* _What is being asked_
Go through the records and show each line where the word "text" occurs.

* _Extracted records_
>>

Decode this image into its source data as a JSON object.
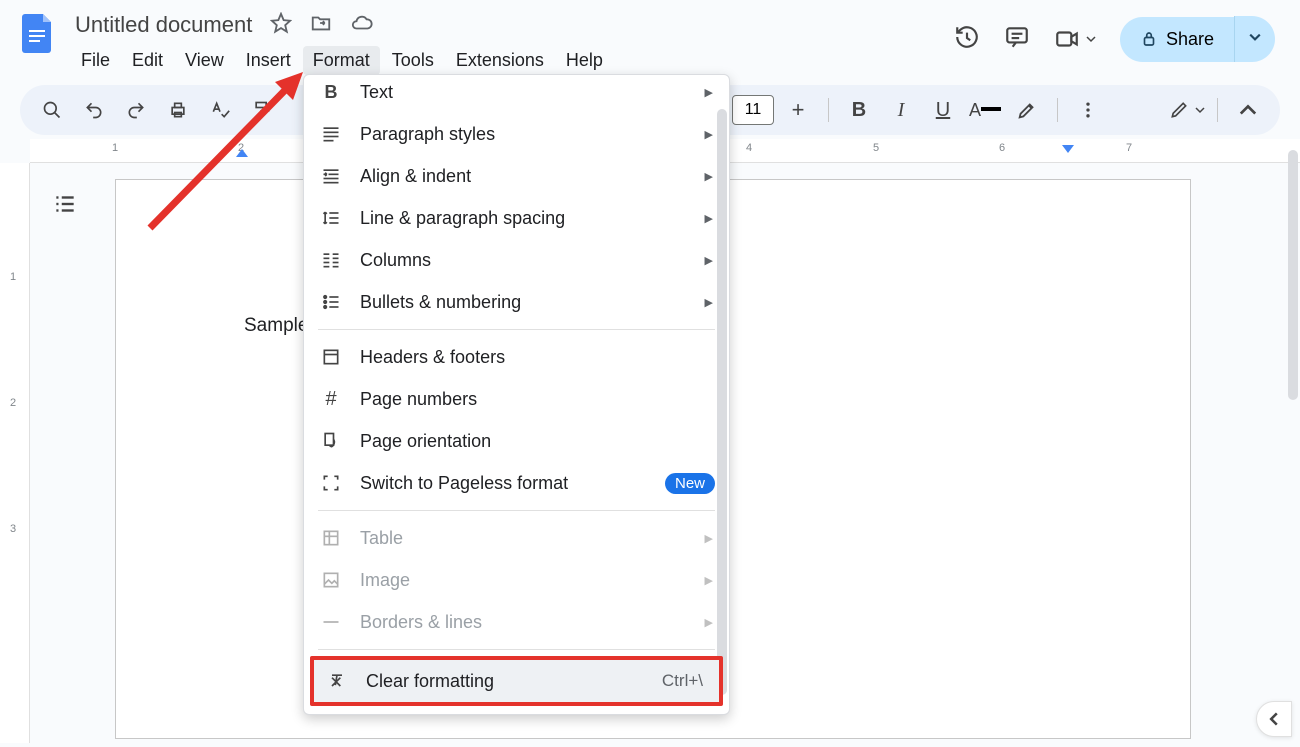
{
  "doc": {
    "title": "Untitled document"
  },
  "menus": {
    "file": "File",
    "edit": "Edit",
    "view": "View",
    "insert": "Insert",
    "format": "Format",
    "tools": "Tools",
    "extensions": "Extensions",
    "help": "Help"
  },
  "toolbar": {
    "font_size": "11"
  },
  "share": {
    "label": "Share"
  },
  "ruler": {
    "h": [
      "1",
      "2",
      "4",
      "5",
      "6",
      "7"
    ],
    "v": [
      "1",
      "2",
      "3"
    ]
  },
  "page": {
    "content": "Sample"
  },
  "format_menu": {
    "text": "Text",
    "paragraph": "Paragraph styles",
    "align": "Align & indent",
    "line": "Line & paragraph spacing",
    "columns": "Columns",
    "bullets": "Bullets & numbering",
    "headers": "Headers & footers",
    "pagenum": "Page numbers",
    "orientation": "Page orientation",
    "pageless": "Switch to Pageless format",
    "pageless_badge": "New",
    "table": "Table",
    "image": "Image",
    "borders": "Borders & lines",
    "clear": "Clear formatting",
    "clear_shortcut": "Ctrl+\\"
  }
}
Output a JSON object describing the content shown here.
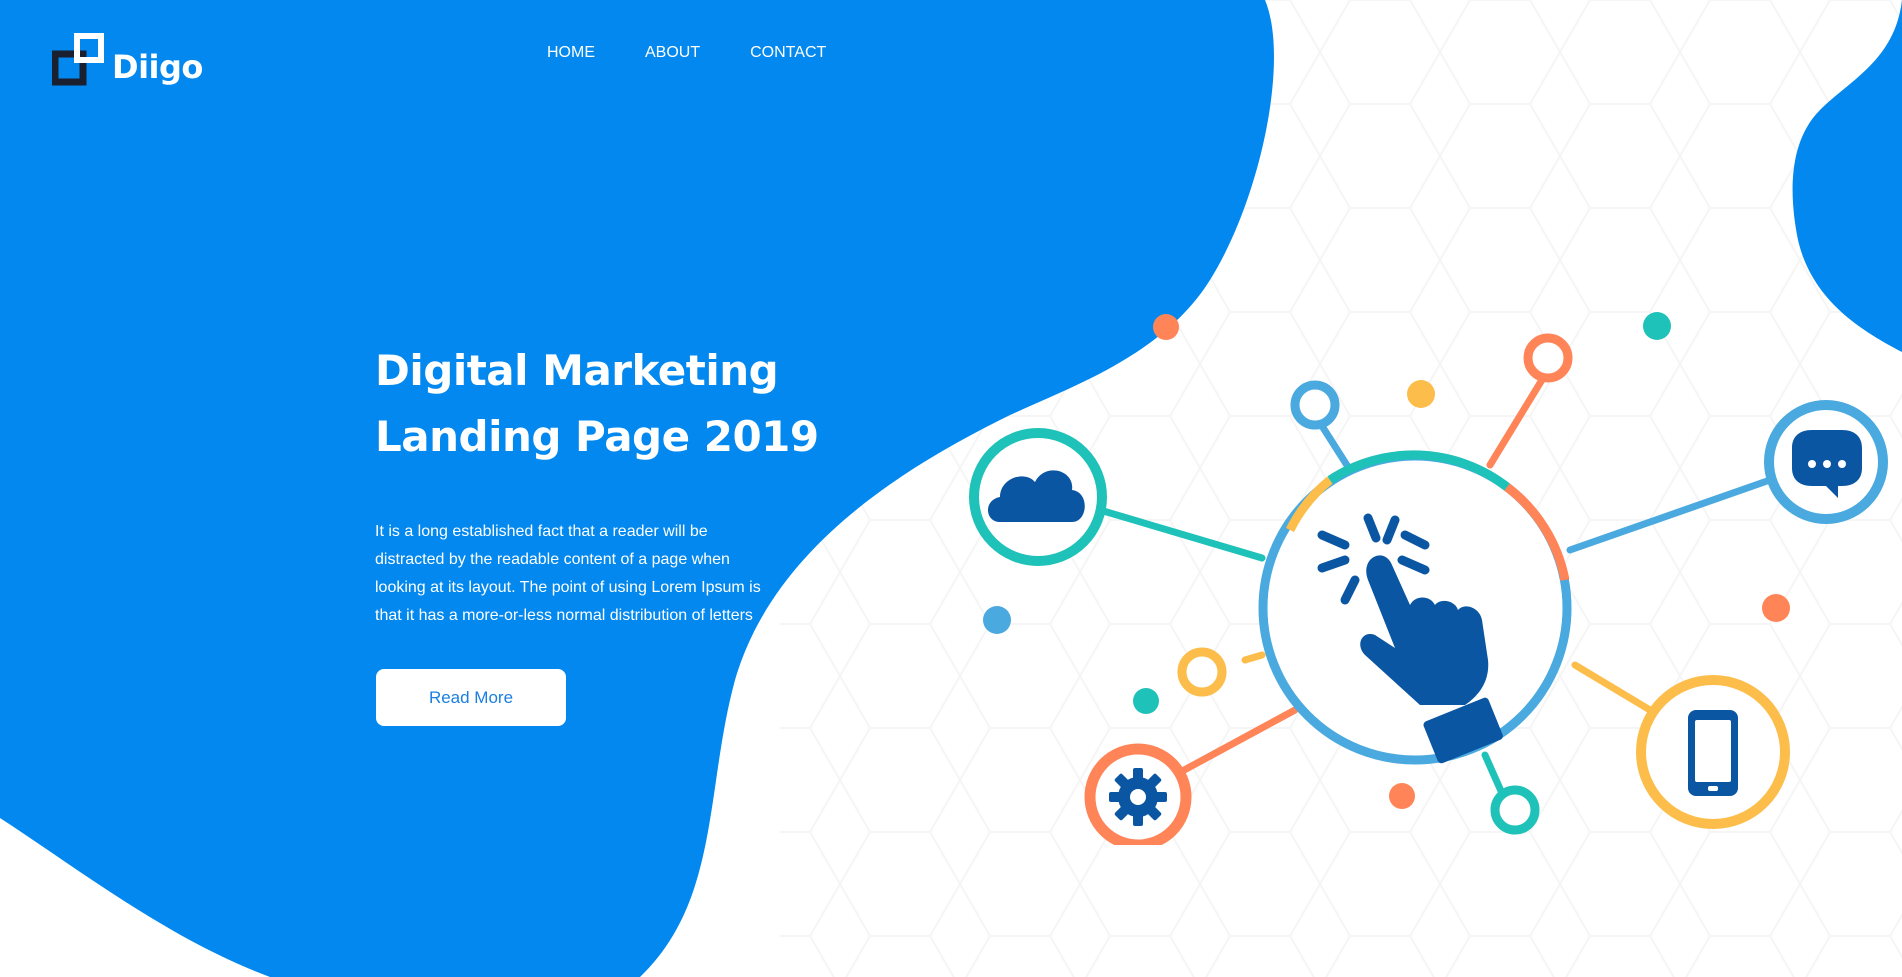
{
  "brand": {
    "name": "Diigo"
  },
  "nav": {
    "items": [
      "HOME",
      "ABOUT",
      "CONTACT"
    ]
  },
  "hero": {
    "title_line1": "Digital Marketing",
    "title_line2": "Landing Page 2019",
    "description_lines": [
      "It is a long established fact that a reader will be",
      "distracted by the readable content of a page when",
      "looking at its layout. The point of using Lorem Ipsum is",
      "that it has a more-or-less normal distribution of letters"
    ],
    "cta_label": "Read More"
  },
  "illustration": {
    "icons": [
      "cloud-icon",
      "pointer-hand-icon",
      "chat-icon",
      "gear-icon",
      "smartphone-icon"
    ]
  },
  "colors": {
    "primary_blue": "#0288ee",
    "teal": "#1fc2b8",
    "orange": "#ff8457",
    "yellow": "#fcbd4b",
    "light_blue": "#4aa9df",
    "dark_blue": "#0a56a3"
  }
}
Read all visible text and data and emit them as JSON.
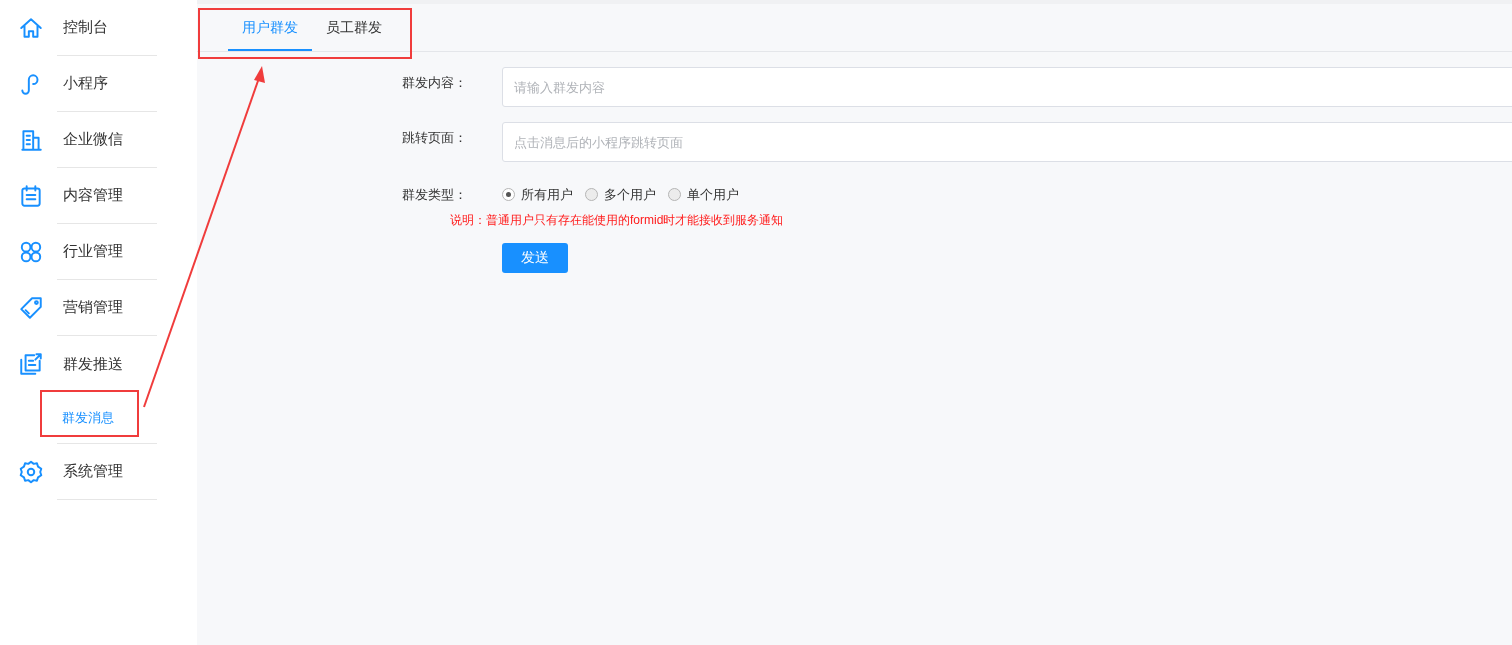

<<

* _The response_
    "text": "Text",
Read all visible text and data and emit them as JSON.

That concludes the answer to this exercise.